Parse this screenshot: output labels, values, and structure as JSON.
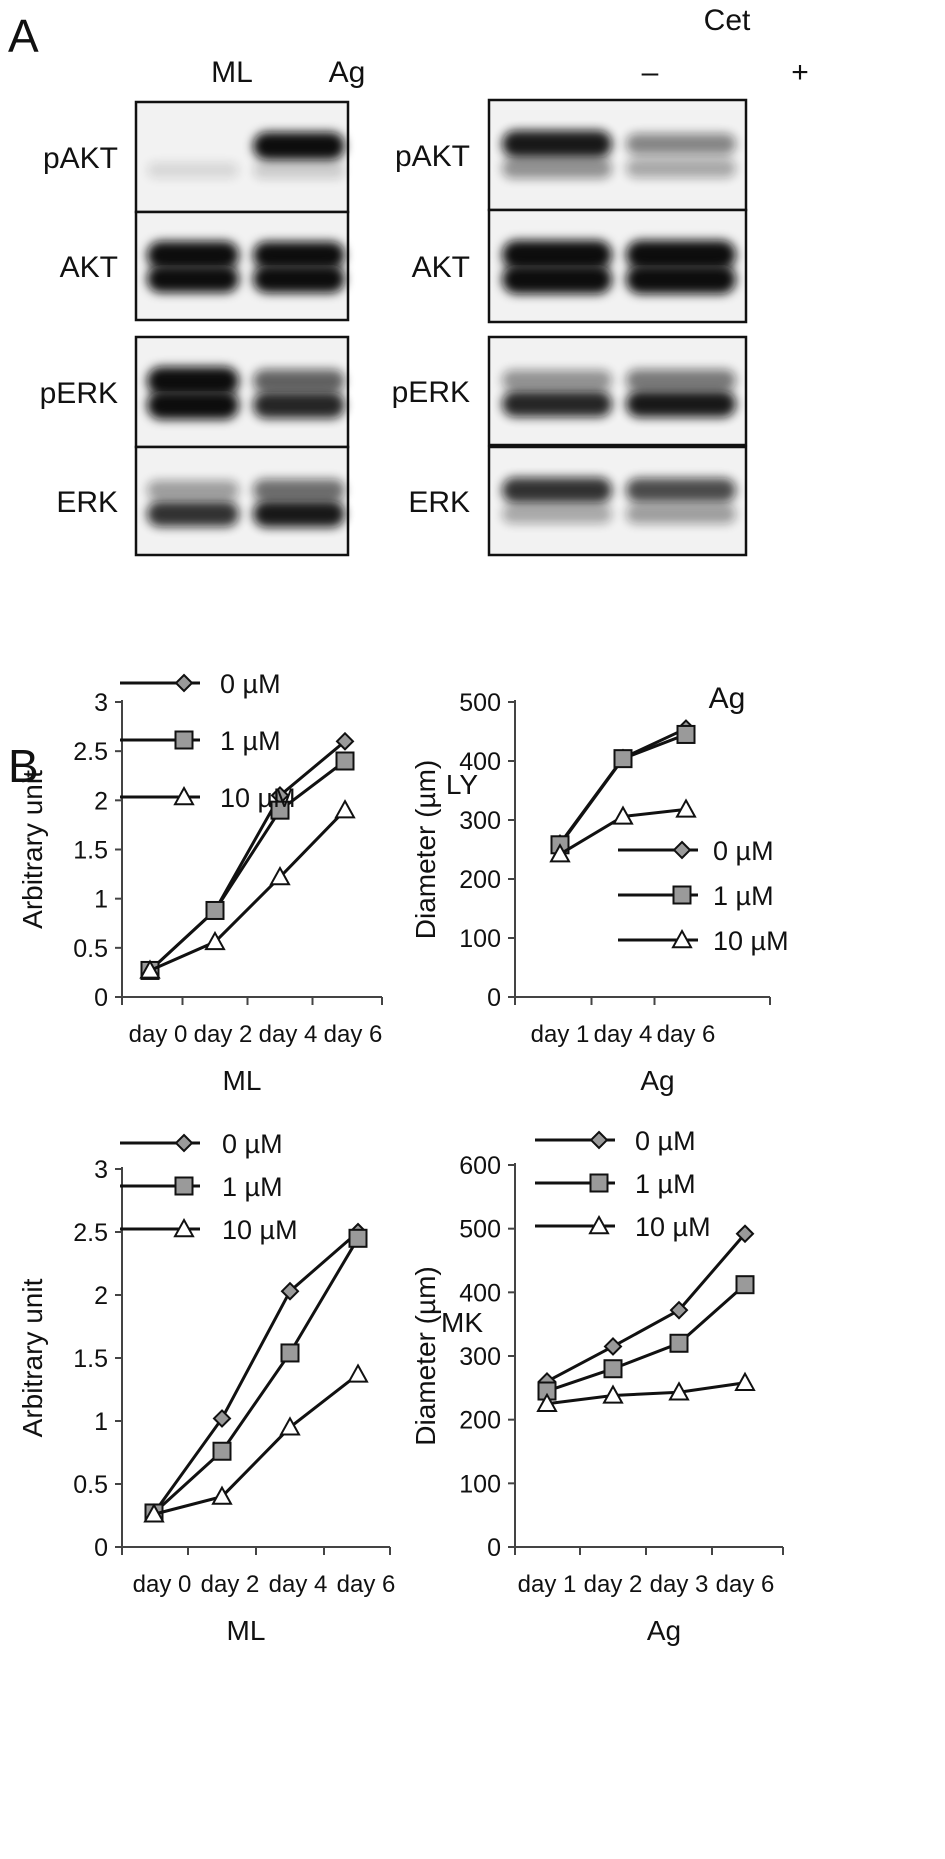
{
  "panel_a": {
    "letter": "A",
    "left_blot": {
      "lanes": [
        "ML",
        "Ag"
      ],
      "rows": [
        {
          "label": "pAKT",
          "bands": [
            [
              0.05,
              0.1
            ],
            [
              0.95,
              0.15
            ]
          ]
        },
        {
          "label": "AKT",
          "bands": [
            [
              1.0,
              0.95
            ],
            [
              0.95,
              1.0
            ]
          ]
        },
        {
          "label": "pERK",
          "bands": [
            [
              1.0,
              1.0
            ],
            [
              0.6,
              0.85
            ]
          ]
        },
        {
          "label": "ERK",
          "bands": [
            [
              0.35,
              0.8
            ],
            [
              0.55,
              0.9
            ]
          ]
        }
      ]
    },
    "right_blot": {
      "treatment_label": "Cet",
      "lanes": [
        "–",
        "+"
      ],
      "bottom_label": "Ag",
      "rows": [
        {
          "label": "pAKT",
          "bands": [
            [
              0.9,
              0.4
            ],
            [
              0.45,
              0.3
            ]
          ]
        },
        {
          "label": "AKT",
          "bands": [
            [
              1.0,
              1.0
            ],
            [
              1.0,
              1.0
            ]
          ]
        },
        {
          "label": "pERK",
          "bands": [
            [
              0.4,
              0.85
            ],
            [
              0.5,
              0.9
            ]
          ]
        },
        {
          "label": "ERK",
          "bands": [
            [
              0.8,
              0.3
            ],
            [
              0.7,
              0.35
            ]
          ]
        }
      ]
    }
  },
  "panel_b": {
    "letter": "B",
    "row_labels": [
      "LY",
      "MK"
    ]
  },
  "chart_data": [
    {
      "type": "line",
      "group": "LY",
      "categories": [
        "day 0",
        "day 2",
        "day 4",
        "day 6"
      ],
      "xlabel": "ML",
      "ylabel": "Arbitrary unit",
      "ylim": [
        0,
        3
      ],
      "yticks": [
        "0",
        "0.5",
        "1",
        "1.5",
        "2",
        "2.5",
        "3"
      ],
      "legend_position": "top-left",
      "series": [
        {
          "name": "0 µM",
          "marker": "diamond",
          "values": [
            0.27,
            0.88,
            2.05,
            2.6
          ]
        },
        {
          "name": "1 µM",
          "marker": "square",
          "values": [
            0.27,
            0.88,
            1.9,
            2.4
          ]
        },
        {
          "name": "10 µM",
          "marker": "triangle",
          "values": [
            0.27,
            0.56,
            1.22,
            1.9
          ]
        }
      ]
    },
    {
      "type": "line",
      "group": "LY",
      "categories": [
        "day 1",
        "day 4",
        "day 6"
      ],
      "xlabel": "Ag",
      "ylabel": "Diameter (µm)",
      "ylim": [
        0,
        500
      ],
      "yticks": [
        "0",
        "100",
        "200",
        "300",
        "400",
        "500"
      ],
      "legend_position": "bottom-right",
      "series": [
        {
          "name": "0 µM",
          "marker": "diamond",
          "values": [
            260,
            405,
            455
          ]
        },
        {
          "name": "1 µM",
          "marker": "square",
          "values": [
            258,
            404,
            445
          ]
        },
        {
          "name": "10 µM",
          "marker": "triangle",
          "values": [
            242,
            306,
            318
          ]
        }
      ]
    },
    {
      "type": "line",
      "group": "MK",
      "categories": [
        "day 0",
        "day 2",
        "day 4",
        "day 6"
      ],
      "xlabel": "ML",
      "ylabel": "Arbitrary unit",
      "ylim": [
        0,
        3
      ],
      "yticks": [
        "0",
        "0.5",
        "1",
        "1.5",
        "2",
        "2.5",
        "3"
      ],
      "legend_position": "top-left",
      "series": [
        {
          "name": "0 µM",
          "marker": "diamond",
          "values": [
            0.27,
            1.02,
            2.03,
            2.5
          ]
        },
        {
          "name": "1 µM",
          "marker": "square",
          "values": [
            0.27,
            0.76,
            1.54,
            2.45
          ]
        },
        {
          "name": "10 µM",
          "marker": "triangle",
          "values": [
            0.26,
            0.4,
            0.95,
            1.37
          ]
        }
      ]
    },
    {
      "type": "line",
      "group": "MK",
      "categories": [
        "day 1",
        "day 2",
        "day 3",
        "day 6"
      ],
      "xlabel": "Ag",
      "ylabel": "Diameter (µm)",
      "ylim": [
        0,
        600
      ],
      "yticks": [
        "0",
        "100",
        "200",
        "300",
        "400",
        "500",
        "600"
      ],
      "legend_position": "top-left",
      "series": [
        {
          "name": "0 µM",
          "marker": "diamond",
          "values": [
            260,
            315,
            372,
            492
          ]
        },
        {
          "name": "1 µM",
          "marker": "square",
          "values": [
            245,
            280,
            320,
            412
          ]
        },
        {
          "name": "10 µM",
          "marker": "triangle",
          "values": [
            225,
            238,
            243,
            258
          ]
        }
      ]
    }
  ],
  "colors": {
    "line": "#111111",
    "marker_fill": "#9a9a9a",
    "marker_open": "#ffffff",
    "blot_bg": "#f2f2f2",
    "band": "#111111"
  }
}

══════

_WHAT THE TASK REQUIRES_:
Write the records above out again exactly, with no pictures in your copy.

_ANSWER TO THIS PROBLEM_:
Parse this screenshot: output labels, values, and structure as JSON.
{
  "panel_a": {
    "letter": "A",
    "left_blot": {
      "lanes": [
        "ML",
        "Ag"
      ],
      "rows": [
        {
          "label": "pAKT",
          "bands": [
            [
              0.05,
              0.1
            ],
            [
              0.95,
              0.15
            ]
          ]
        },
        {
          "label": "AKT",
          "bands": [
            [
              1.0,
              0.95
            ],
            [
              0.95,
              1.0
            ]
          ]
        },
        {
          "label": "pERK",
          "bands": [
            [
              1.0,
              1.0
            ],
            [
              0.6,
              0.85
            ]
          ]
        },
        {
          "label": "ERK",
          "bands": [
            [
              0.35,
              0.8
            ],
            [
              0.55,
              0.9
            ]
          ]
        }
      ]
    },
    "right_blot": {
      "treatment_label": "Cet",
      "lanes": [
        "–",
        "+"
      ],
      "bottom_label": "Ag",
      "rows": [
        {
          "label": "pAKT",
          "bands": [
            [
              0.9,
              0.4
            ],
            [
              0.45,
              0.3
            ]
          ]
        },
        {
          "label": "AKT",
          "bands": [
            [
              1.0,
              1.0
            ],
            [
              1.0,
              1.0
            ]
          ]
        },
        {
          "label": "pERK",
          "bands": [
            [
              0.4,
              0.85
            ],
            [
              0.5,
              0.9
            ]
          ]
        },
        {
          "label": "ERK",
          "bands": [
            [
              0.8,
              0.3
            ],
            [
              0.7,
              0.35
            ]
          ]
        }
      ]
    }
  },
  "panel_b": {
    "letter": "B",
    "row_labels": [
      "LY",
      "MK"
    ]
  },
  "chart_data": [
    {
      "type": "line",
      "group": "LY",
      "categories": [
        "day 0",
        "day 2",
        "day 4",
        "day 6"
      ],
      "xlabel": "ML",
      "ylabel": "Arbitrary unit",
      "ylim": [
        0,
        3
      ],
      "yticks": [
        "0",
        "0.5",
        "1",
        "1.5",
        "2",
        "2.5",
        "3"
      ],
      "legend_position": "top-left",
      "series": [
        {
          "name": "0 µM",
          "marker": "diamond",
          "values": [
            0.27,
            0.88,
            2.05,
            2.6
          ]
        },
        {
          "name": "1 µM",
          "marker": "square",
          "values": [
            0.27,
            0.88,
            1.9,
            2.4
          ]
        },
        {
          "name": "10 µM",
          "marker": "triangle",
          "values": [
            0.27,
            0.56,
            1.22,
            1.9
          ]
        }
      ]
    },
    {
      "type": "line",
      "group": "LY",
      "categories": [
        "day 1",
        "day 4",
        "day 6"
      ],
      "xlabel": "Ag",
      "ylabel": "Diameter (µm)",
      "ylim": [
        0,
        500
      ],
      "yticks": [
        "0",
        "100",
        "200",
        "300",
        "400",
        "500"
      ],
      "legend_position": "bottom-right",
      "series": [
        {
          "name": "0 µM",
          "marker": "diamond",
          "values": [
            260,
            405,
            455
          ]
        },
        {
          "name": "1 µM",
          "marker": "square",
          "values": [
            258,
            404,
            445
          ]
        },
        {
          "name": "10 µM",
          "marker": "triangle",
          "values": [
            242,
            306,
            318
          ]
        }
      ]
    },
    {
      "type": "line",
      "group": "MK",
      "categories": [
        "day 0",
        "day 2",
        "day 4",
        "day 6"
      ],
      "xlabel": "ML",
      "ylabel": "Arbitrary unit",
      "ylim": [
        0,
        3
      ],
      "yticks": [
        "0",
        "0.5",
        "1",
        "1.5",
        "2",
        "2.5",
        "3"
      ],
      "legend_position": "top-left",
      "series": [
        {
          "name": "0 µM",
          "marker": "diamond",
          "values": [
            0.27,
            1.02,
            2.03,
            2.5
          ]
        },
        {
          "name": "1 µM",
          "marker": "square",
          "values": [
            0.27,
            0.76,
            1.54,
            2.45
          ]
        },
        {
          "name": "10 µM",
          "marker": "triangle",
          "values": [
            0.26,
            0.4,
            0.95,
            1.37
          ]
        }
      ]
    },
    {
      "type": "line",
      "group": "MK",
      "categories": [
        "day 1",
        "day 2",
        "day 3",
        "day 6"
      ],
      "xlabel": "Ag",
      "ylabel": "Diameter (µm)",
      "ylim": [
        0,
        600
      ],
      "yticks": [
        "0",
        "100",
        "200",
        "300",
        "400",
        "500",
        "600"
      ],
      "legend_position": "top-left",
      "series": [
        {
          "name": "0 µM",
          "marker": "diamond",
          "values": [
            260,
            315,
            372,
            492
          ]
        },
        {
          "name": "1 µM",
          "marker": "square",
          "values": [
            245,
            280,
            320,
            412
          ]
        },
        {
          "name": "10 µM",
          "marker": "triangle",
          "values": [
            225,
            238,
            243,
            258
          ]
        }
      ]
    }
  ],
  "colors": {
    "line": "#111111",
    "marker_fill": "#9a9a9a",
    "marker_open": "#ffffff",
    "blot_bg": "#f2f2f2",
    "band": "#111111"
  }
}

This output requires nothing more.